▶ **Items in a dataset**:
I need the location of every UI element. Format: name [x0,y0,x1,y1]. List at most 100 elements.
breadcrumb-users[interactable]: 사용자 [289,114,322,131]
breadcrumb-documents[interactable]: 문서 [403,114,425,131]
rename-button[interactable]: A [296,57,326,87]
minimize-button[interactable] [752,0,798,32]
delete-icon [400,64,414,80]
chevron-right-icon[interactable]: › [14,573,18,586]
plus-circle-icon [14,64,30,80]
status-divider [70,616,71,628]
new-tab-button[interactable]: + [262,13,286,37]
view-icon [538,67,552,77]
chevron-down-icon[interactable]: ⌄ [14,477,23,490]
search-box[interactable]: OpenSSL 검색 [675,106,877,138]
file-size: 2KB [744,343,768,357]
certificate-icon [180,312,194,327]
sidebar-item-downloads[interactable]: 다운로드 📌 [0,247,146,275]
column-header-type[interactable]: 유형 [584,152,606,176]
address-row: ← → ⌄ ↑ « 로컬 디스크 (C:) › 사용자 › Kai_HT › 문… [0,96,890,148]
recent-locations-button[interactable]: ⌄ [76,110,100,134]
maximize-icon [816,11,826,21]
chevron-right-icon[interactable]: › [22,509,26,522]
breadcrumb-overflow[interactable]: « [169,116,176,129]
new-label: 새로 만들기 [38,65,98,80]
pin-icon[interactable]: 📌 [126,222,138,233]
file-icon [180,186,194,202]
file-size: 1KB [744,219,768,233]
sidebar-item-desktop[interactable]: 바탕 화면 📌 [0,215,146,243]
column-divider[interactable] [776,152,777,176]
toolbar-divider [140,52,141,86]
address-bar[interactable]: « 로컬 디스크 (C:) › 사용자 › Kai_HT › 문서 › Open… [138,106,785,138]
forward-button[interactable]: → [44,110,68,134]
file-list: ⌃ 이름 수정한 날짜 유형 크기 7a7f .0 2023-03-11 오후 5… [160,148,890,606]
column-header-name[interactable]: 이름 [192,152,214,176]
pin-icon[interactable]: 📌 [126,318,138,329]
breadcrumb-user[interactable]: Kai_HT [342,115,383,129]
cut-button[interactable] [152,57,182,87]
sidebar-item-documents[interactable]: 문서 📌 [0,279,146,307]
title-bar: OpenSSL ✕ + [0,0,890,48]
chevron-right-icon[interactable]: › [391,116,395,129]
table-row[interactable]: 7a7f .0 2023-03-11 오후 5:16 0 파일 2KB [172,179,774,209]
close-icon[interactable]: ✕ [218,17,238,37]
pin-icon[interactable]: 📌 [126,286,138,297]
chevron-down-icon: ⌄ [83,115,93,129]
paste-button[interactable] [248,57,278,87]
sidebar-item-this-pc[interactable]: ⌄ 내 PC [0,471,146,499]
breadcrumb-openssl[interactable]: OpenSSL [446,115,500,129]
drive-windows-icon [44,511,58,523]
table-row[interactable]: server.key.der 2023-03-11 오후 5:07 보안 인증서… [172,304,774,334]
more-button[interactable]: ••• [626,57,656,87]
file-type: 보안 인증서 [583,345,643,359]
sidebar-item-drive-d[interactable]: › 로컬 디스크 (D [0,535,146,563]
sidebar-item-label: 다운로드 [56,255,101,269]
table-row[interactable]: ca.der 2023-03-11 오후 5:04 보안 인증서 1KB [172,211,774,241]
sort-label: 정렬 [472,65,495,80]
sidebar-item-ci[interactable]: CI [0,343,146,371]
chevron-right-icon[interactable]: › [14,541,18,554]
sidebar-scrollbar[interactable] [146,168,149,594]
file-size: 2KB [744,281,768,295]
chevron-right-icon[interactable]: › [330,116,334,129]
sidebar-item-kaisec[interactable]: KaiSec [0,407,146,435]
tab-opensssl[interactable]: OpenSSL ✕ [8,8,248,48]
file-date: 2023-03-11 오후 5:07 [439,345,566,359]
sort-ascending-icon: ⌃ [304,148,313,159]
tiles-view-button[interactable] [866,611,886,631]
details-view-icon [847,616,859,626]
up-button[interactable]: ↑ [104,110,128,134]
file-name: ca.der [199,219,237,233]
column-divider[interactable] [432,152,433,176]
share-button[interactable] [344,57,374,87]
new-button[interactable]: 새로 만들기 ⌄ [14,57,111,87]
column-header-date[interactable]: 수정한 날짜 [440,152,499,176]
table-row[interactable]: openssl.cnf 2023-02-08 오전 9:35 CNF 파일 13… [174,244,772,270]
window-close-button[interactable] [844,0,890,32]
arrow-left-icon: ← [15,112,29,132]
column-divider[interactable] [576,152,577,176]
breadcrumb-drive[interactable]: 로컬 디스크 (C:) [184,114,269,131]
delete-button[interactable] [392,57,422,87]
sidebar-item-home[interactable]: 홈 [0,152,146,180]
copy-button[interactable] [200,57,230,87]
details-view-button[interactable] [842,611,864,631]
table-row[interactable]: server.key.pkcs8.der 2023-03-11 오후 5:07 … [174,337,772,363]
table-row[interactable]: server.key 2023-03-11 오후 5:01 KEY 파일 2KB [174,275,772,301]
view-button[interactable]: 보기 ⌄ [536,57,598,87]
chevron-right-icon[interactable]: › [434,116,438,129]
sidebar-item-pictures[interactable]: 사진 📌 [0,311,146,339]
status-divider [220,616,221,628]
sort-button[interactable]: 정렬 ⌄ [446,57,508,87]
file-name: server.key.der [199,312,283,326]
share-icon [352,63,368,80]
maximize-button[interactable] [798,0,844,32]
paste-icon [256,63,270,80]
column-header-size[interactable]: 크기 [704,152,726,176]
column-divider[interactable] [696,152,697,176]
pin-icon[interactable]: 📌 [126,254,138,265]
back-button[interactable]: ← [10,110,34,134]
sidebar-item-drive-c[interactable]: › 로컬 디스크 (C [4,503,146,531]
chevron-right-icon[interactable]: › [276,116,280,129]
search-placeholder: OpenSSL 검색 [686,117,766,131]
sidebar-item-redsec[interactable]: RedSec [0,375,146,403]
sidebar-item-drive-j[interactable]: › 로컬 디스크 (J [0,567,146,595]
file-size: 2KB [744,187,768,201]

▶ **Prompt**: Copy out all of the records above word for word, changing nothing.

▶ **Completed task**:
I need the location of every UI element. Format: name [x0,y0,x1,y1]. List at most 100 elements.
breadcrumb-users[interactable]: 사용자 [289,114,322,131]
breadcrumb-documents[interactable]: 문서 [403,114,425,131]
rename-button[interactable]: A [296,57,326,87]
minimize-button[interactable] [752,0,798,32]
delete-icon [400,64,414,80]
chevron-right-icon[interactable]: › [14,573,18,586]
plus-circle-icon [14,64,30,80]
status-divider [70,616,71,628]
new-tab-button[interactable]: + [262,13,286,37]
view-icon [538,67,552,77]
chevron-down-icon[interactable]: ⌄ [14,477,23,490]
search-box[interactable]: OpenSSL 검색 [675,106,877,138]
file-size: 2KB [744,343,768,357]
certificate-icon [180,312,194,327]
sidebar-item-downloads[interactable]: 다운로드 📌 [0,247,146,275]
column-header-type[interactable]: 유형 [584,152,606,176]
address-row: ← → ⌄ ↑ « 로컬 디스크 (C:) › 사용자 › Kai_HT › 문… [0,96,890,148]
recent-locations-button[interactable]: ⌄ [76,110,100,134]
maximize-icon [816,11,826,21]
chevron-right-icon[interactable]: › [22,509,26,522]
breadcrumb-overflow[interactable]: « [169,116,176,129]
new-label: 새로 만들기 [38,65,98,80]
pin-icon[interactable]: 📌 [126,222,138,233]
file-icon [180,186,194,202]
file-size: 1KB [744,219,768,233]
sidebar-item-desktop[interactable]: 바탕 화면 📌 [0,215,146,243]
column-divider[interactable] [776,152,777,176]
toolbar-divider [140,52,141,86]
address-bar[interactable]: « 로컬 디스크 (C:) › 사용자 › Kai_HT › 문서 › Open… [138,106,785,138]
forward-button[interactable]: → [44,110,68,134]
file-list: ⌃ 이름 수정한 날짜 유형 크기 7a7f .0 2023-03-11 오후 5… [160,148,890,606]
column-header-name[interactable]: 이름 [192,152,214,176]
pin-icon[interactable]: 📌 [126,318,138,329]
breadcrumb-user[interactable]: Kai_HT [342,115,383,129]
cut-button[interactable] [152,57,182,87]
sidebar-item-documents[interactable]: 문서 📌 [0,279,146,307]
title-bar: OpenSSL ✕ + [0,0,890,48]
chevron-right-icon[interactable]: › [391,116,395,129]
table-row[interactable]: 7a7f .0 2023-03-11 오후 5:16 0 파일 2KB [172,179,774,209]
close-icon[interactable]: ✕ [218,17,238,37]
pin-icon[interactable]: 📌 [126,286,138,297]
chevron-down-icon: ⌄ [83,115,93,129]
paste-button[interactable] [248,57,278,87]
sidebar-item-this-pc[interactable]: ⌄ 내 PC [0,471,146,499]
breadcrumb-openssl[interactable]: OpenSSL [446,115,500,129]
drive-windows-icon [44,511,58,523]
table-row[interactable]: server.key.der 2023-03-11 오후 5:07 보안 인증서… [172,304,774,334]
more-button[interactable]: ••• [626,57,656,87]
file-type: 보안 인증서 [583,345,643,359]
sidebar-item-drive-d[interactable]: › 로컬 디스크 (D [0,535,146,563]
sidebar-item-label: 다운로드 [56,255,101,269]
table-row[interactable]: ca.der 2023-03-11 오후 5:04 보안 인증서 1KB [172,211,774,241]
sort-label: 정렬 [472,65,495,80]
sidebar-item-ci[interactable]: CI [0,343,146,371]
chevron-right-icon[interactable]: › [14,541,18,554]
sidebar-scrollbar[interactable] [146,168,149,594]
file-size: 2KB [744,281,768,295]
chevron-right-icon[interactable]: › [330,116,334,129]
sidebar-item-kaisec[interactable]: KaiSec [0,407,146,435]
tab-opensssl[interactable]: OpenSSL ✕ [8,8,248,48]
file-date: 2023-03-11 오후 5:07 [439,345,566,359]
sort-ascending-icon: ⌃ [304,148,313,159]
tiles-view-button[interactable] [866,611,886,631]
details-view-icon [847,616,859,626]
up-button[interactable]: ↑ [104,110,128,134]
file-name: ca.der [199,219,237,233]
column-divider[interactable] [432,152,433,176]
share-button[interactable] [344,57,374,87]
new-button[interactable]: 새로 만들기 ⌄ [14,57,111,87]
column-header-date[interactable]: 수정한 날짜 [440,152,499,176]
table-row[interactable]: openssl.cnf 2023-02-08 오전 9:35 CNF 파일 13… [174,244,772,270]
window-close-button[interactable] [844,0,890,32]
arrow-left-icon: ← [15,112,29,132]
column-divider[interactable] [576,152,577,176]
breadcrumb-drive[interactable]: 로컬 디스크 (C:) [184,114,269,131]
delete-button[interactable] [392,57,422,87]
sidebar-item-home[interactable]: 홈 [0,152,146,180]
copy-button[interactable] [200,57,230,87]
details-view-button[interactable] [842,611,864,631]
table-row[interactable]: server.key.pkcs8.der 2023-03-11 오후 5:07 … [174,337,772,363]
table-row[interactable]: server.key 2023-03-11 오후 5:01 KEY 파일 2KB [174,275,772,301]
view-button[interactable]: 보기 ⌄ [536,57,598,87]
chevron-right-icon[interactable]: › [434,116,438,129]
sidebar-item-pictures[interactable]: 사진 📌 [0,311,146,339]
status-divider [220,616,221,628]
sort-button[interactable]: 정렬 ⌄ [446,57,508,87]
file-name: server.key.der [199,312,283,326]
share-icon [352,63,368,80]
maximize-button[interactable] [798,0,844,32]
paste-icon [256,63,270,80]
column-header-size[interactable]: 크기 [704,152,726,176]
column-divider[interactable] [696,152,697,176]
pin-icon[interactable]: 📌 [126,254,138,265]
back-button[interactable]: ← [10,110,34,134]
sidebar-item-drive-c[interactable]: › 로컬 디스크 (C [4,503,146,531]
chevron-right-icon[interactable]: › [276,116,280,129]
search-placeholder: OpenSSL 검색 [686,117,766,131]
sidebar-item-redsec[interactable]: RedSec [0,375,146,403]
sidebar-item-drive-j[interactable]: › 로컬 디스크 (J [0,567,146,595]
file-size: 2KB [744,187,768,201]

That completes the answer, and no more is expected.